**Set task**: Leaving out every picture, quote the data below exactly as it appears.

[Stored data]
------------------------------------------------------------
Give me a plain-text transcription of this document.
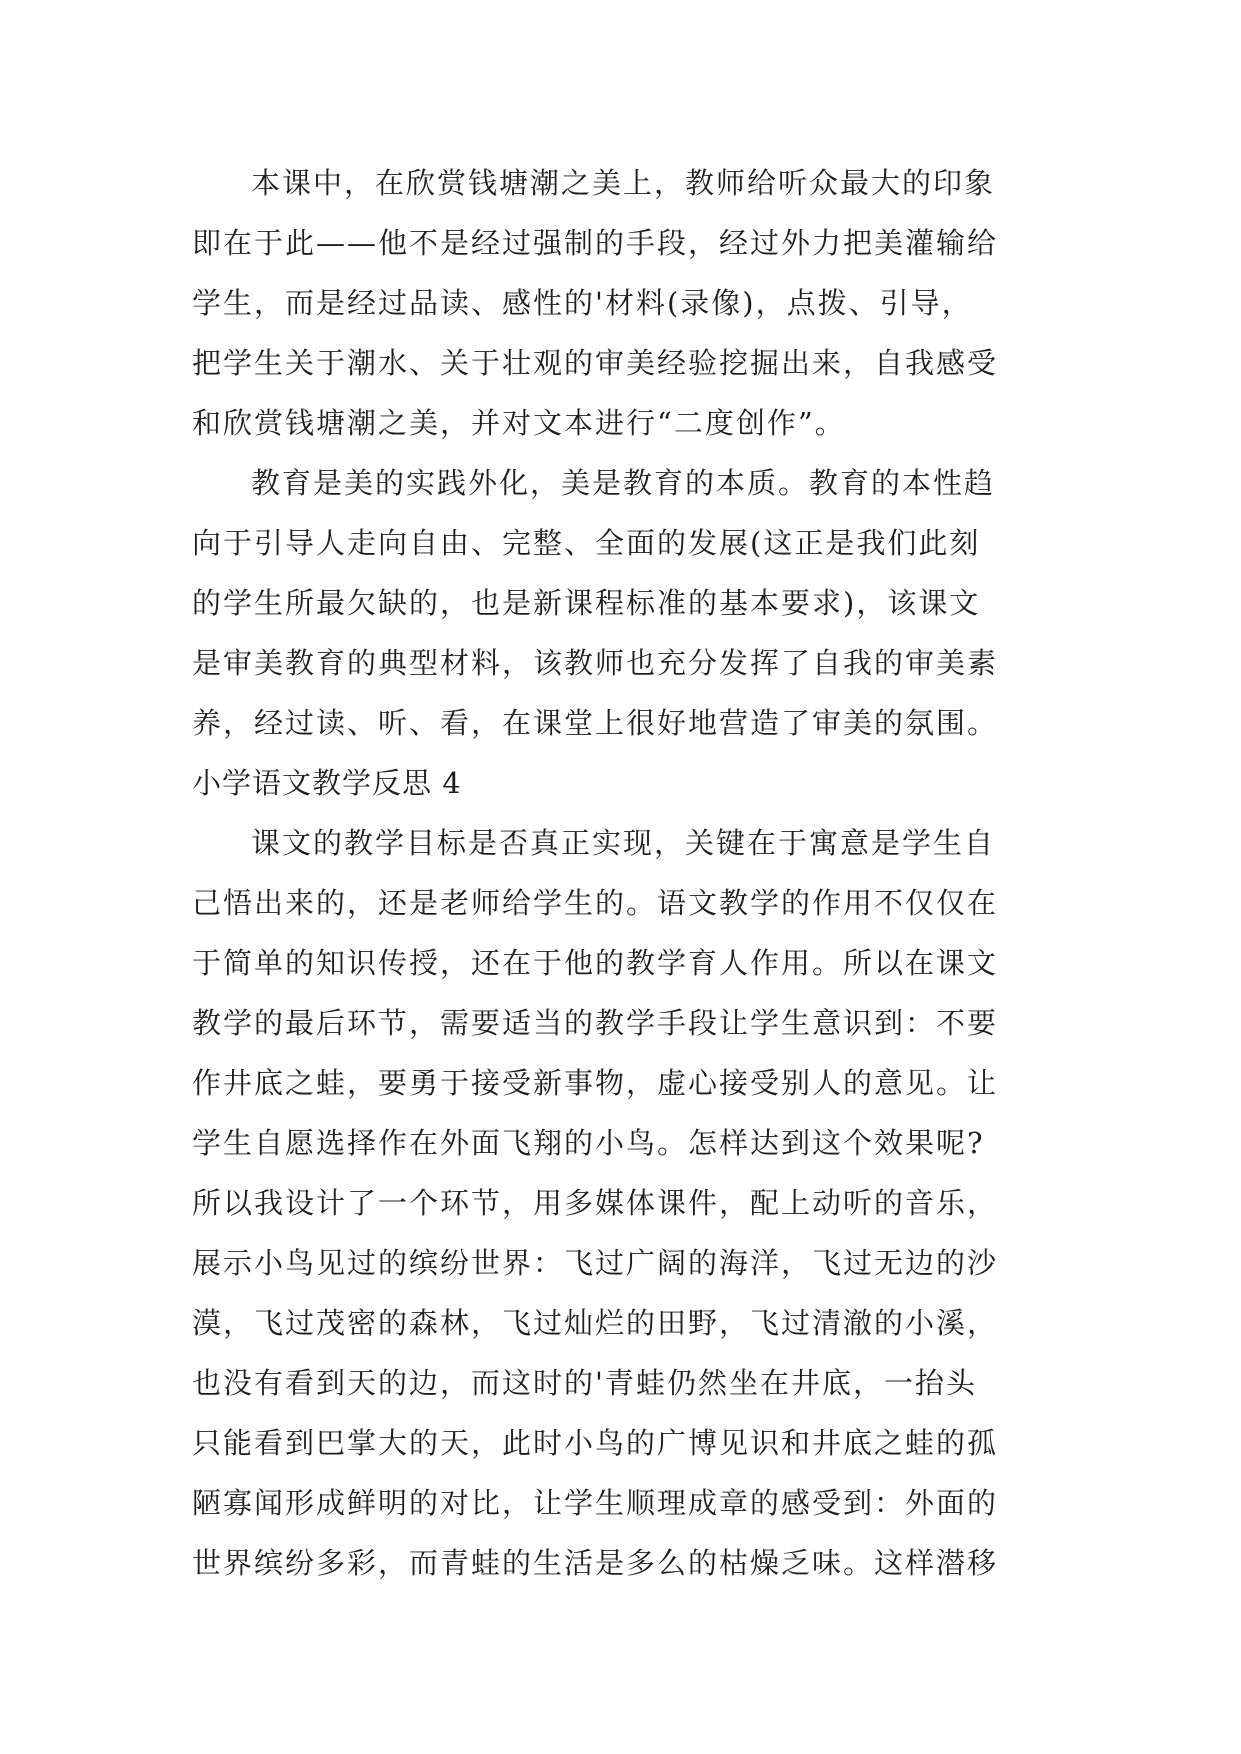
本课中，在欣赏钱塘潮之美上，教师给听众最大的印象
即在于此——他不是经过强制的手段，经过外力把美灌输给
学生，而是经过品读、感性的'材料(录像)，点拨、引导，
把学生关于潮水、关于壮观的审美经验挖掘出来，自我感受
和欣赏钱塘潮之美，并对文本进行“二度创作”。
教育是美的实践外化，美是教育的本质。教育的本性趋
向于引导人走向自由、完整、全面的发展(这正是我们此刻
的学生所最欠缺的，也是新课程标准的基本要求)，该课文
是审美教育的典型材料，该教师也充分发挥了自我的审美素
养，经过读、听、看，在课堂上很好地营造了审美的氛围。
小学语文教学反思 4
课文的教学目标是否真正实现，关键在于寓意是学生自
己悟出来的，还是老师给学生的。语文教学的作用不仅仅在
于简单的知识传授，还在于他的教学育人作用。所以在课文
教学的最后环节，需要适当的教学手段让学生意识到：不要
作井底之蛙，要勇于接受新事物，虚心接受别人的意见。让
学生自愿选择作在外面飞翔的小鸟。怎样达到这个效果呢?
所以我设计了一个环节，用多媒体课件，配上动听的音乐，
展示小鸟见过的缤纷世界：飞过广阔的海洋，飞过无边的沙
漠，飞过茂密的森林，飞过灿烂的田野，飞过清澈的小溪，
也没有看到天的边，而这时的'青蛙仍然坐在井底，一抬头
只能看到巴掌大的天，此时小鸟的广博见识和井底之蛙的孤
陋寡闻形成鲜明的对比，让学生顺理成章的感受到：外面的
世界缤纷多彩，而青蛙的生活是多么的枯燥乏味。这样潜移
------------------------------------------------------------
**Answer to the exercise**:
Give me a plain-text transcription of this document.
本课中，在欣赏钱塘潮之美上，教师给听众最大的印象
即在于此——他不是经过强制的手段，经过外力把美灌输给
学生，而是经过品读、感性的'材料(录像)，点拨、引导，
把学生关于潮水、关于壮观的审美经验挖掘出来，自我感受
和欣赏钱塘潮之美，并对文本进行“二度创作”。
教育是美的实践外化，美是教育的本质。教育的本性趋
向于引导人走向自由、完整、全面的发展(这正是我们此刻
的学生所最欠缺的，也是新课程标准的基本要求)，该课文
是审美教育的典型材料，该教师也充分发挥了自我的审美素
养，经过读、听、看，在课堂上很好地营造了审美的氛围。
小学语文教学反思 4
课文的教学目标是否真正实现，关键在于寓意是学生自
己悟出来的，还是老师给学生的。语文教学的作用不仅仅在
于简单的知识传授，还在于他的教学育人作用。所以在课文
教学的最后环节，需要适当的教学手段让学生意识到：不要
作井底之蛙，要勇于接受新事物，虚心接受别人的意见。让
学生自愿选择作在外面飞翔的小鸟。怎样达到这个效果呢?
所以我设计了一个环节，用多媒体课件，配上动听的音乐，
展示小鸟见过的缤纷世界：飞过广阔的海洋，飞过无边的沙
漠，飞过茂密的森林，飞过灿烂的田野，飞过清澈的小溪，
也没有看到天的边，而这时的'青蛙仍然坐在井底，一抬头
只能看到巴掌大的天，此时小鸟的广博见识和井底之蛙的孤
陋寡闻形成鲜明的对比，让学生顺理成章的感受到：外面的
世界缤纷多彩，而青蛙的生活是多么的枯燥乏味。这样潜移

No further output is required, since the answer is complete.